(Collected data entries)
....

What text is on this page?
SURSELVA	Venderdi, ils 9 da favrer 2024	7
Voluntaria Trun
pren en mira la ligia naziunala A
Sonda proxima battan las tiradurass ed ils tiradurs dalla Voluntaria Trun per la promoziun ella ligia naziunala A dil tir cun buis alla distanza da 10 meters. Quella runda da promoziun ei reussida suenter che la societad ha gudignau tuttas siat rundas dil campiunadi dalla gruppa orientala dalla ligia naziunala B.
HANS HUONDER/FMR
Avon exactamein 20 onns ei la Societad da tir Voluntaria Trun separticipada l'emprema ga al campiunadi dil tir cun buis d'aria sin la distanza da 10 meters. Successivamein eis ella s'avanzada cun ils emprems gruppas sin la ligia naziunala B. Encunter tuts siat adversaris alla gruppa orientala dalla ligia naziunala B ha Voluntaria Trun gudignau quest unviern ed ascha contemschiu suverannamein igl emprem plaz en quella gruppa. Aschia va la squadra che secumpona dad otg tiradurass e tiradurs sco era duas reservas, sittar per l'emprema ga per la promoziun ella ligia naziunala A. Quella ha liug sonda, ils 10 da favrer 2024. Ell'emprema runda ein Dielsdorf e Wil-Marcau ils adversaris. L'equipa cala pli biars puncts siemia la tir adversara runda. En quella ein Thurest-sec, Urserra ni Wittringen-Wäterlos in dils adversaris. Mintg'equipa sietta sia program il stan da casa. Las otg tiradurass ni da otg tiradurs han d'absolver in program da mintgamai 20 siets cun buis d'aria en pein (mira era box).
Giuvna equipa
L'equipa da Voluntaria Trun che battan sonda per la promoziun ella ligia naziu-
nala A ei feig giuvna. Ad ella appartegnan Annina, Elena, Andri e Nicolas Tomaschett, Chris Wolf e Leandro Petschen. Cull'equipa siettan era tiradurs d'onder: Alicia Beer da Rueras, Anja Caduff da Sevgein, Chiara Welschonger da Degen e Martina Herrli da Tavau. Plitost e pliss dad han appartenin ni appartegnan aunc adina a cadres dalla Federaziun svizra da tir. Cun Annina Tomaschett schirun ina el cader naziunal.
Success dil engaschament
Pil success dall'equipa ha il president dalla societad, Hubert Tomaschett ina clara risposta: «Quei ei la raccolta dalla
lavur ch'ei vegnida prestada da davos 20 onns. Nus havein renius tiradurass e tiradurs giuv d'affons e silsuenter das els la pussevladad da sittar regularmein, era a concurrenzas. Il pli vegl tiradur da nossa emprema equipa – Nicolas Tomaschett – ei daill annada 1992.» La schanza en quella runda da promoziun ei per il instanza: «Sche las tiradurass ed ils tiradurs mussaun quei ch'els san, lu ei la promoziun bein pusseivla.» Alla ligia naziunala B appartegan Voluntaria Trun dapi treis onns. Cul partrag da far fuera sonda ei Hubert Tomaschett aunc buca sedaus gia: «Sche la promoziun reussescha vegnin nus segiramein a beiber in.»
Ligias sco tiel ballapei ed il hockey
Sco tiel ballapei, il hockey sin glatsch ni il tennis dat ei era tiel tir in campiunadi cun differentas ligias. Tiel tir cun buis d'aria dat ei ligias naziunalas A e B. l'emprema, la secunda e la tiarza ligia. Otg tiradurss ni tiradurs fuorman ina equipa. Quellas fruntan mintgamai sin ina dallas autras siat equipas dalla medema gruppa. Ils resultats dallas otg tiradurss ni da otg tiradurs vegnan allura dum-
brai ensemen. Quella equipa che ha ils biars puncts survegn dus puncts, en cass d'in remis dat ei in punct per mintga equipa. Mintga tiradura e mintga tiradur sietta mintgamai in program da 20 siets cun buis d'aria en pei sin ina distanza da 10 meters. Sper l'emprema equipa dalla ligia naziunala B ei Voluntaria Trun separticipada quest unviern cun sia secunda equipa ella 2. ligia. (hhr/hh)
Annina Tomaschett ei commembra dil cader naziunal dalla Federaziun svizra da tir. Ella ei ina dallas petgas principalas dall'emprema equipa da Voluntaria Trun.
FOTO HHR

....

AIM OF THE EXERCISE:
All the entries above need to be reproduced exactly.

WORKED ANSWER:
What text is on this page?
SURSELVA	Venderdi, ils 9 da favrer 2024	7
Voluntaria Trun
pren en mira la ligia naziunala A
Sonda proxima battan las tiradurass ed ils tiradurs dalla Voluntaria Trun per la promoziun ella ligia naziunala A dil tir cun buis alla distanza da 10 meters. Quella runda da promoziun ei reussida suenter che la societad ha gudignau tuttas siat rundas dil campiunadi dalla gruppa orientala dalla ligia naziunala B.
HANS HUONDER/FMR
Avon exactamein 20 onns ei la Societad da tir Voluntaria Trun separticipada l'emprema ga al campiunadi dil tir cun buis d'aria sin la distanza da 10 meters. Successivamein eis ella s'avanzada cun ils emprems gruppas sin la ligia naziunala B. Encunter tuts siat adversaris alla gruppa orientala dalla ligia naziunala B ha Voluntaria Trun gudignau quest unviern ed ascha contemschiu suverannamein igl emprem plaz en quella gruppa. Aschia va la squadra che secumpona dad otg tiradurass e tiradurs sco era duas reservas, sittar per l'emprema ga per la promoziun ella ligia naziunala A. Quella ha liug sonda, ils 10 da favrer 2024. Ell'emprema runda ein Dielsdorf e Wil-Marcau ils adversaris. L'equipa cala pli biars puncts siemia la tir adversara runda. En quella ein Thurest-sec, Urserra ni Wittringen-Wäterlos in dils adversaris. Mintg'equipa sietta sia program il stan da casa. Las otg tiradurass ni da otg tiradurs han d'absolver in program da mintgamai 20 siets cun buis d'aria en pein (mira era box).
Giuvna equipa
L'equipa da Voluntaria Trun che battan sonda per la promoziun ella ligia naziu-
nala A ei feig giuvna. Ad ella appartegnan Annina, Elena, Andri e Nicolas Tomaschett, Chris Wolf e Leandro Petschen. Cull'equipa siettan era tiradurs d'onder: Alicia Beer da Rueras, Anja Caduff da Sevgein, Chiara Welschonger da Degen e Martina Herrli da Tavau. Plitost e pliss dad han appartenin ni appartegnan aunc adina a cadres dalla Federaziun svizra da tir. Cun Annina Tomaschett schirun ina el cader naziunal.
Success dil engaschament
Pil success dall'equipa ha il president dalla societad, Hubert Tomaschett ina clara risposta: «Quei ei la raccolta dalla
lavur ch'ei vegnida prestada da davos 20 onns. Nus havein renius tiradurass e tiradurs giuv d'affons e silsuenter das els la pussevladad da sittar regularmein, era a concurrenzas. Il pli vegl tiradur da nossa emprema equipa – Nicolas Tomaschett – ei daill annada 1992.» La schanza en quella runda da promoziun ei per il instanza: «Sche las tiradurass ed ils tiradurs mussaun quei ch'els san, lu ei la promoziun bein pusseivla.» Alla ligia naziunala B appartegan Voluntaria Trun dapi treis onns. Cul partrag da far fuera sonda ei Hubert Tomaschett aunc buca sedaus gia: «Sche la promoziun reussescha vegnin nus segiramein a beiber in.»
Ligias sco tiel ballapei ed il hockey
Sco tiel ballapei, il hockey sin glatsch ni il tennis dat ei era tiel tir in campiunadi cun differentas ligias. Tiel tir cun buis d'aria dat ei ligias naziunalas A e B. l'emprema, la secunda e la tiarza ligia. Otg tiradurss ni tiradurs fuorman ina equipa. Quellas fruntan mintgamai sin ina dallas autras siat equipas dalla medema gruppa. Ils resultats dallas otg tiradurss ni da otg tiradurs vegnan allura dum-
brai ensemen. Quella equipa che ha ils biars puncts survegn dus puncts, en cass d'in remis dat ei in punct per mintga equipa. Mintga tiradura e mintga tiradur sietta mintgamai in program da 20 siets cun buis d'aria en pei sin ina distanza da 10 meters. Sper l'emprema equipa dalla ligia naziunala B ei Voluntaria Trun separticipada quest unviern cun sia secunda equipa ella 2. ligia. (hhr/hh)
Annina Tomaschett ei commembra dil cader naziunal dalla Federaziun svizra da tir. Ella ei ina dallas petgas principalas dall'emprema equipa da Voluntaria Trun.
FOTO HHR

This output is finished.